%%

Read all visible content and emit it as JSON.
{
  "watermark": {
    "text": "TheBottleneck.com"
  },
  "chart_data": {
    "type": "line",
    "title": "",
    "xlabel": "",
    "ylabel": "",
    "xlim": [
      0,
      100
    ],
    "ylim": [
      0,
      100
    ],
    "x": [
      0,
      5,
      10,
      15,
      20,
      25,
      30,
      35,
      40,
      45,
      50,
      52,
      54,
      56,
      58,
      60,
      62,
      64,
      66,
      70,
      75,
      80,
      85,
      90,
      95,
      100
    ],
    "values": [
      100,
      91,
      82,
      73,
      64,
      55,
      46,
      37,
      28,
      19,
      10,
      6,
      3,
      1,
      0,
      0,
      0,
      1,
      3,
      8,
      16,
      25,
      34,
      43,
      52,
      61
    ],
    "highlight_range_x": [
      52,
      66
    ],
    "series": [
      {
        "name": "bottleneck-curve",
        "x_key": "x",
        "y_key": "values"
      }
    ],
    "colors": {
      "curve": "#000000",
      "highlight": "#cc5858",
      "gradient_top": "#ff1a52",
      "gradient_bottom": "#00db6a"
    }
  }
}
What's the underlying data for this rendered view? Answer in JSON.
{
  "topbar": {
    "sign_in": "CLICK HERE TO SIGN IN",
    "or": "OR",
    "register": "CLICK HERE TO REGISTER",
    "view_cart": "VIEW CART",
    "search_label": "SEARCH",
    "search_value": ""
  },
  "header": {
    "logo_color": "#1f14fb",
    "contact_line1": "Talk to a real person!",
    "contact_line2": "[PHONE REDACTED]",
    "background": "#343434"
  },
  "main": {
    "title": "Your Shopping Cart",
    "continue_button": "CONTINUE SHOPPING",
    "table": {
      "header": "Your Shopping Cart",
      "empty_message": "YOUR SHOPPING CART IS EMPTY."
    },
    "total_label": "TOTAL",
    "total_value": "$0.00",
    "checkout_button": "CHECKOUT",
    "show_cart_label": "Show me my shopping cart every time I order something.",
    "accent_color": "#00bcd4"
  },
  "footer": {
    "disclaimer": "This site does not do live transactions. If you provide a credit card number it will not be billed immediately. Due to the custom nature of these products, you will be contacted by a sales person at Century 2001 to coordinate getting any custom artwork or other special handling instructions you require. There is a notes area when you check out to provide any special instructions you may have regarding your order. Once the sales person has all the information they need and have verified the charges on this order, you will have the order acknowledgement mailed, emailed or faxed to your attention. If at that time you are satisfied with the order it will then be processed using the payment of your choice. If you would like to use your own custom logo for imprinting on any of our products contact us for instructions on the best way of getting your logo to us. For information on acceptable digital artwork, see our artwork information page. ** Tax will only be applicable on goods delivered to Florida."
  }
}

%%

Give an exact repetition of all the material.

Read all visible content and emit it as JSON.
{
  "watermark": {
    "text": "TheBottleneck.com"
  },
  "chart_data": {
    "type": "line",
    "title": "",
    "xlabel": "",
    "ylabel": "",
    "xlim": [
      0,
      100
    ],
    "ylim": [
      0,
      100
    ],
    "x": [
      0,
      5,
      10,
      15,
      20,
      25,
      30,
      35,
      40,
      45,
      50,
      52,
      54,
      56,
      58,
      60,
      62,
      64,
      66,
      70,
      75,
      80,
      85,
      90,
      95,
      100
    ],
    "values": [
      100,
      91,
      82,
      73,
      64,
      55,
      46,
      37,
      28,
      19,
      10,
      6,
      3,
      1,
      0,
      0,
      0,
      1,
      3,
      8,
      16,
      25,
      34,
      43,
      52,
      61
    ],
    "highlight_range_x": [
      52,
      66
    ],
    "series": [
      {
        "name": "bottleneck-curve",
        "x_key": "x",
        "y_key": "values"
      }
    ],
    "colors": {
      "curve": "#000000",
      "highlight": "#cc5858",
      "gradient_top": "#ff1a52",
      "gradient_bottom": "#00db6a"
    }
  }
}
What's the underlying data for this rendered view? Answer in JSON.
{
  "topbar": {
    "sign_in": "CLICK HERE TO SIGN IN",
    "or": "OR",
    "register": "CLICK HERE TO REGISTER",
    "view_cart": "VIEW CART",
    "search_label": "SEARCH",
    "search_value": ""
  },
  "header": {
    "logo_color": "#1f14fb",
    "contact_line1": "Talk to a real person!",
    "contact_line2": "[PHONE REDACTED]",
    "background": "#343434"
  },
  "main": {
    "title": "Your Shopping Cart",
    "continue_button": "CONTINUE SHOPPING",
    "table": {
      "header": "Your Shopping Cart",
      "empty_message": "YOUR SHOPPING CART IS EMPTY."
    },
    "total_label": "TOTAL",
    "total_value": "$0.00",
    "checkout_button": "CHECKOUT",
    "show_cart_label": "Show me my shopping cart every time I order something.",
    "accent_color": "#00bcd4"
  },
  "footer": {
    "disclaimer": "This site does not do live transactions. If you provide a credit card number it will not be billed immediately. Due to the custom nature of these products, you will be contacted by a sales person at Century 2001 to coordinate getting any custom artwork or other special handling instructions you require. There is a notes area when you check out to provide any special instructions you may have regarding your order. Once the sales person has all the information they need and have verified the charges on this order, you will have the order acknowledgement mailed, emailed or faxed to your attention. If at that time you are satisfied with the order it will then be processed using the payment of your choice. If you would like to use your own custom logo for imprinting on any of our products contact us for instructions on the best way of getting your logo to us. For information on acceptable digital artwork, see our artwork information page. ** Tax will only be applicable on goods delivered to Florida."
  }
}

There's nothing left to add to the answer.